Description of the task: Leaving out all images, write out the records that follow exactly.

Data records:

*****

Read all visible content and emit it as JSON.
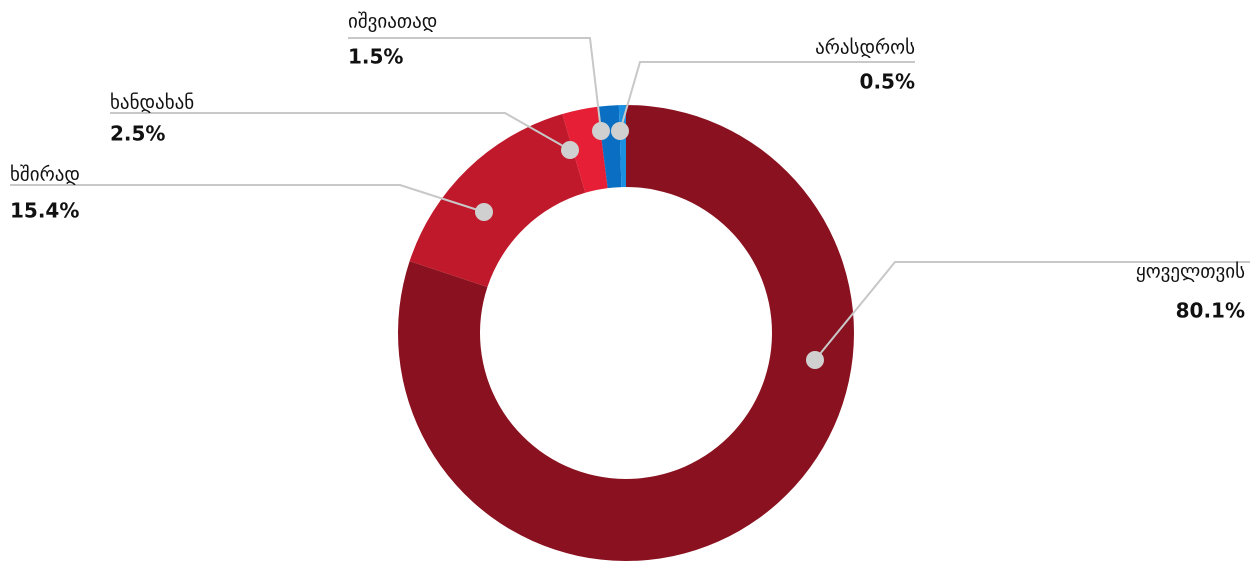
{
  "chart_data": {
    "type": "donut",
    "categories": [
      "ყოველთვის",
      "ხშირად",
      "ხანდახან",
      "იშვიათად",
      "არასდროს"
    ],
    "values": [
      80.1,
      15.4,
      2.5,
      1.5,
      0.5
    ],
    "value_labels": [
      "80.1%",
      "15.4%",
      "2.5%",
      "1.5%",
      "0.5%"
    ],
    "colors": [
      "#8a1220",
      "#c0192b",
      "#e61f36",
      "#0a6ec2",
      "#1b8fe0"
    ]
  }
}
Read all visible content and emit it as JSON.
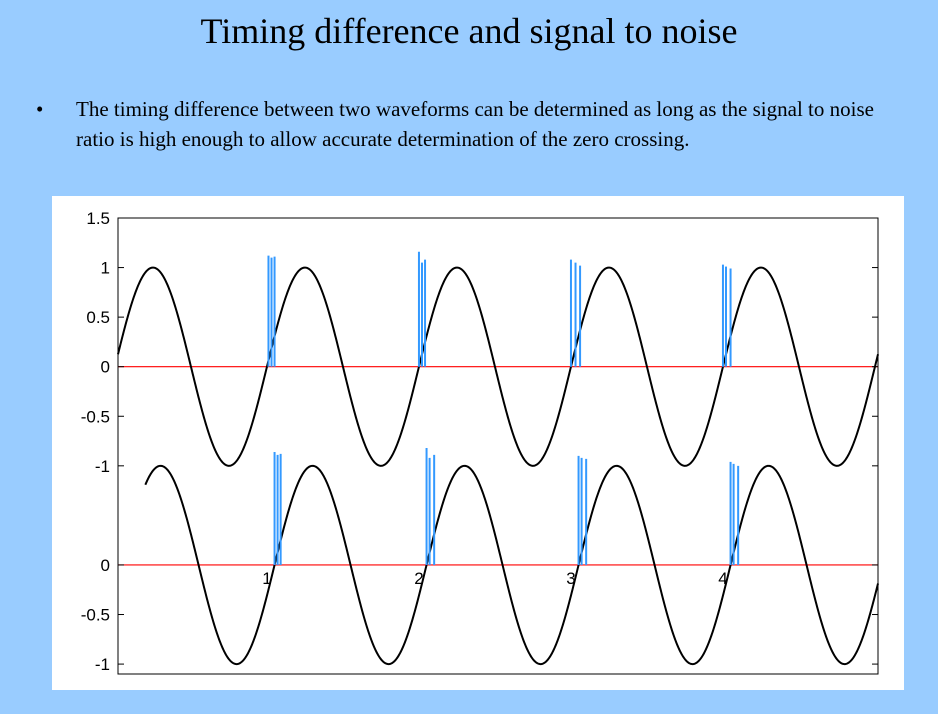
{
  "slide": {
    "title": "Timing difference and signal to noise",
    "bullet": "•",
    "bullet_text": "The timing difference between two waveforms can be determined as long as the signal to noise ratio is high enough to allow accurate determination of the zero crossing."
  },
  "colors": {
    "background": "#99ccff",
    "waveform": "#000000",
    "zero_line": "#ff0000",
    "noise_spikes": "#3399ff"
  },
  "chart_data": {
    "type": "line",
    "title": "",
    "xlabel": "",
    "ylabel": "",
    "grid": false,
    "xlim": [
      -0.98,
      4.02
    ],
    "ylim": [
      -3.1,
      1.5
    ],
    "upper_axis_ticks": [
      {
        "label": "1.5",
        "value": 1.5
      },
      {
        "label": "1",
        "value": 1
      },
      {
        "label": "0.5",
        "value": 0.5
      },
      {
        "label": "0",
        "value": 0
      },
      {
        "label": "-0.5",
        "value": -0.5
      },
      {
        "label": "-1",
        "value": -1
      }
    ],
    "lower_axis_ticks": [
      {
        "label": "0",
        "value": 0
      },
      {
        "label": "-0.5",
        "value": -0.5
      },
      {
        "label": "-1",
        "value": -1
      }
    ],
    "x_tick_labels": [
      {
        "label": "1",
        "value": 0
      },
      {
        "label": "2",
        "value": 1
      },
      {
        "label": "3",
        "value": 2
      },
      {
        "label": "4",
        "value": 3
      }
    ],
    "series": [
      {
        "role": "upper waveform",
        "baseline": 0,
        "amplitude": 1,
        "x_start": -0.98,
        "x_end": 4.02,
        "period": 1,
        "zero_crossings": [
          0,
          1,
          2,
          3,
          4
        ]
      },
      {
        "role": "lower waveform (delayed)",
        "baseline": -2,
        "amplitude": 1,
        "x_start": -0.8,
        "x_end": 4.02,
        "period": 1,
        "time_shift": 0.05,
        "zero_crossings": [
          0.05,
          1.05,
          2.05,
          3.05
        ]
      }
    ],
    "noise_spikes": [
      {
        "baseline": 0,
        "x": [
          0.01,
          0.03,
          0.05
        ],
        "heights": [
          1.12,
          1.1,
          1.11
        ]
      },
      {
        "baseline": 0,
        "x": [
          1.0,
          1.02,
          1.04
        ],
        "heights": [
          1.16,
          1.05,
          1.08
        ]
      },
      {
        "baseline": 0,
        "x": [
          2.0,
          2.03,
          2.06
        ],
        "heights": [
          1.08,
          1.05,
          1.02
        ]
      },
      {
        "baseline": 0,
        "x": [
          3.0,
          3.02,
          3.05
        ],
        "heights": [
          1.03,
          1.01,
          0.99
        ]
      },
      {
        "baseline": -2,
        "x": [
          0.05,
          0.07,
          0.09
        ],
        "heights": [
          1.14,
          1.11,
          1.12
        ]
      },
      {
        "baseline": -2,
        "x": [
          1.05,
          1.07,
          1.1
        ],
        "heights": [
          1.18,
          1.08,
          1.11
        ]
      },
      {
        "baseline": -2,
        "x": [
          2.05,
          2.07,
          2.1
        ],
        "heights": [
          1.1,
          1.08,
          1.07
        ]
      },
      {
        "baseline": -2,
        "x": [
          3.05,
          3.07,
          3.1
        ],
        "heights": [
          1.04,
          1.02,
          1.0
        ]
      }
    ]
  }
}
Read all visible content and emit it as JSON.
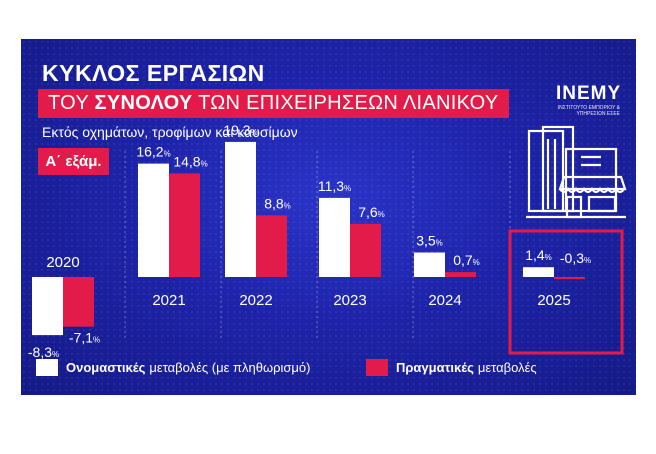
{
  "header": {
    "title_line1": "ΚΥΚΛΟΣ ΕΡΓΑΣΙΩΝ",
    "title_line2_pre": "ΤΟΥ ",
    "title_line2_bold": "ΣΥΝΟΛΟΥ",
    "title_line2_post": " ΤΩΝ ΕΠΙΧΕΙΡΗΣΕΩΝ ΛΙΑΝΙΚΟΥ",
    "subtitle": "Εκτός οχημάτων, τροφίμων και καυσίμων",
    "badge": "Α΄ εξάμ."
  },
  "logo": {
    "name": "INEMY",
    "sub": "ΙΝΣΤΙΤΟΥΤΟ ΕΜΠΟΡΙΟΥ & ΥΠΗΡΕΣΙΩΝ ΕΣΕΕ"
  },
  "legend": {
    "nominal_bold": "Ονομαστικές",
    "nominal_rest": "μεταβολές (με πληθωρισμό)",
    "real_bold": "Πραγματικές",
    "real_rest": "μεταβολές"
  },
  "colors": {
    "background": "#1d23a8",
    "accent": "#e31b4a",
    "nominal": "#ffffff",
    "real": "#e31b4a",
    "highlight_box": "#e31b4a"
  },
  "chart_data": {
    "type": "bar",
    "categories": [
      "2020",
      "2021",
      "2022",
      "2023",
      "2024",
      "2025"
    ],
    "series": [
      {
        "name": "Ονομαστικές μεταβολές (με πληθωρισμό)",
        "values": [
          -8.3,
          16.2,
          19.3,
          11.3,
          3.5,
          1.4
        ]
      },
      {
        "name": "Πραγματικές μεταβολές",
        "values": [
          -7.1,
          14.8,
          8.8,
          7.6,
          0.7,
          -0.3
        ]
      }
    ],
    "value_labels": {
      "nominal": [
        "-8,3",
        "16,2",
        "19,3",
        "11,3",
        "3,5",
        "1,4"
      ],
      "real": [
        "-7,1",
        "14,8",
        "8,8",
        "7,6",
        "0,7",
        "-0,3"
      ]
    },
    "unit": "%",
    "highlighted_category": "2025",
    "grid": false,
    "legend_position": "bottom"
  }
}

*****

Solved problem:
Read all visible content and emit it as JSON.
{
  "chart_data": {
    "type": "donut",
    "categories": [
      "ყოველთვის",
      "ხშირად",
      "ხანდახან",
      "იშვიათად",
      "არასდროს"
    ],
    "values": [
      80.1,
      15.4,
      2.5,
      1.5,
      0.5
    ],
    "value_labels": [
      "80.1%",
      "15.4%",
      "2.5%",
      "1.5%",
      "0.5%"
    ],
    "colors": [
      "#8a1220",
      "#c0192b",
      "#e61f36",
      "#0a6ec2",
      "#1b8fe0"
    ]
  }
}
Read all visible content and emit it as JSON.
{
  "slide": {
    "title": "Timing difference and signal to noise",
    "bullet": "•",
    "bullet_text": "The timing difference between two waveforms can be determined as long as the signal to noise ratio is high enough to allow accurate determination of the zero crossing."
  },
  "colors": {
    "background": "#99ccff",
    "waveform": "#000000",
    "zero_line": "#ff0000",
    "noise_spikes": "#3399ff"
  },
  "chart_data": {
    "type": "line",
    "title": "",
    "xlabel": "",
    "ylabel": "",
    "grid": false,
    "xlim": [
      -0.98,
      4.02
    ],
    "ylim": [
      -3.1,
      1.5
    ],
    "upper_axis_ticks": [
      {
        "label": "1.5",
        "value": 1.5
      },
      {
        "label": "1",
        "value": 1
      },
      {
        "label": "0.5",
        "value": 0.5
      },
      {
        "label": "0",
        "value": 0
      },
      {
        "label": "-0.5",
        "value": -0.5
      },
      {
        "label": "-1",
        "value": -1
      }
    ],
    "lower_axis_ticks": [
      {
        "label": "0",
        "value": 0
      },
      {
        "label": "-0.5",
        "value": -0.5
      },
      {
        "label": "-1",
        "value": -1
      }
    ],
    "x_tick_labels": [
      {
        "label": "1",
        "value": 0
      },
      {
        "label": "2",
        "value": 1
      },
      {
        "label": "3",
        "value": 2
      },
      {
        "label": "4",
        "value": 3
      }
    ],
    "series": [
      {
        "role": "upper waveform",
        "baseline": 0,
        "amplitude": 1,
        "x_start": -0.98,
        "x_end": 4.02,
        "period": 1,
        "zero_crossings": [
          0,
          1,
          2,
          3,
          4
        ]
      },
      {
        "role": "lower waveform (delayed)",
        "baseline": -2,
        "amplitude": 1,
        "x_start": -0.8,
        "x_end": 4.02,
        "period": 1,
        "time_shift": 0.05,
        "zero_crossings": [
          0.05,
          1.05,
          2.05,
          3.05
        ]
      }
    ],
    "noise_spikes": [
      {
        "baseline": 0,
        "x": [
          0.01,
          0.03,
          0.05
        ],
        "heights": [
          1.12,
          1.1,
          1.11
        ]
      },
      {
        "baseline": 0,
        "x": [
          1.0,
          1.02,
          1.04
        ],
        "heights": [
          1.16,
          1.05,
          1.08
        ]
      },
      {
        "baseline": 0,
        "x": [
          2.0,
          2.03,
          2.06
        ],
        "heights": [
          1.08,
          1.05,
          1.02
        ]
      },
      {
        "baseline": 0,
        "x": [
          3.0,
          3.02,
          3.05
        ],
        "heights": [
          1.03,
          1.01,
          0.99
        ]
      },
      {
        "baseline": -2,
        "x": [
          0.05,
          0.07,
          0.09
        ],
        "heights": [
          1.14,
          1.11,
          1.12
        ]
      },
      {
        "baseline": -2,
        "x": [
          1.05,
          1.07,
          1.1
        ],
        "heights": [
          1.18,
          1.08,
          1.11
        ]
      },
      {
        "baseline": -2,
        "x": [
          2.05,
          2.07,
          2.1
        ],
        "heights": [
          1.1,
          1.08,
          1.07
        ]
      },
      {
        "baseline": -2,
        "x": [
          3.05,
          3.07,
          3.1
        ],
        "heights": [
          1.04,
          1.02,
          1.0
        ]
      }
    ]
  }
}
Read all visible content and emit it as JSON.
{
  "header": {
    "title_line1": "ΚΥΚΛΟΣ ΕΡΓΑΣΙΩΝ",
    "title_line2_pre": "ΤΟΥ ",
    "title_line2_bold": "ΣΥΝΟΛΟΥ",
    "title_line2_post": " ΤΩΝ ΕΠΙΧΕΙΡΗΣΕΩΝ ΛΙΑΝΙΚΟΥ",
    "subtitle": "Εκτός οχημάτων, τροφίμων και καυσίμων",
    "badge": "Α΄ εξάμ."
  },
  "logo": {
    "name": "INEMY",
    "sub": "ΙΝΣΤΙΤΟΥΤΟ ΕΜΠΟΡΙΟΥ & ΥΠΗΡΕΣΙΩΝ ΕΣΕΕ"
  },
  "legend": {
    "nominal_bold": "Ονομαστικές",
    "nominal_rest": "μεταβολές (με πληθωρισμό)",
    "real_bold": "Πραγματικές",
    "real_rest": "μεταβολές"
  },
  "colors": {
    "background": "#1d23a8",
    "accent": "#e31b4a",
    "nominal": "#ffffff",
    "real": "#e31b4a",
    "highlight_box": "#e31b4a"
  },
  "chart_data": {
    "type": "bar",
    "categories": [
      "2020",
      "2021",
      "2022",
      "2023",
      "2024",
      "2025"
    ],
    "series": [
      {
        "name": "Ονομαστικές μεταβολές (με πληθωρισμό)",
        "values": [
          -8.3,
          16.2,
          19.3,
          11.3,
          3.5,
          1.4
        ]
      },
      {
        "name": "Πραγματικές μεταβολές",
        "values": [
          -7.1,
          14.8,
          8.8,
          7.6,
          0.7,
          -0.3
        ]
      }
    ],
    "value_labels": {
      "nominal": [
        "-8,3",
        "16,2",
        "19,3",
        "11,3",
        "3,5",
        "1,4"
      ],
      "real": [
        "-7,1",
        "14,8",
        "8,8",
        "7,6",
        "0,7",
        "-0,3"
      ]
    },
    "unit": "%",
    "highlighted_category": "2025",
    "grid": false,
    "legend_position": "bottom"
  }
}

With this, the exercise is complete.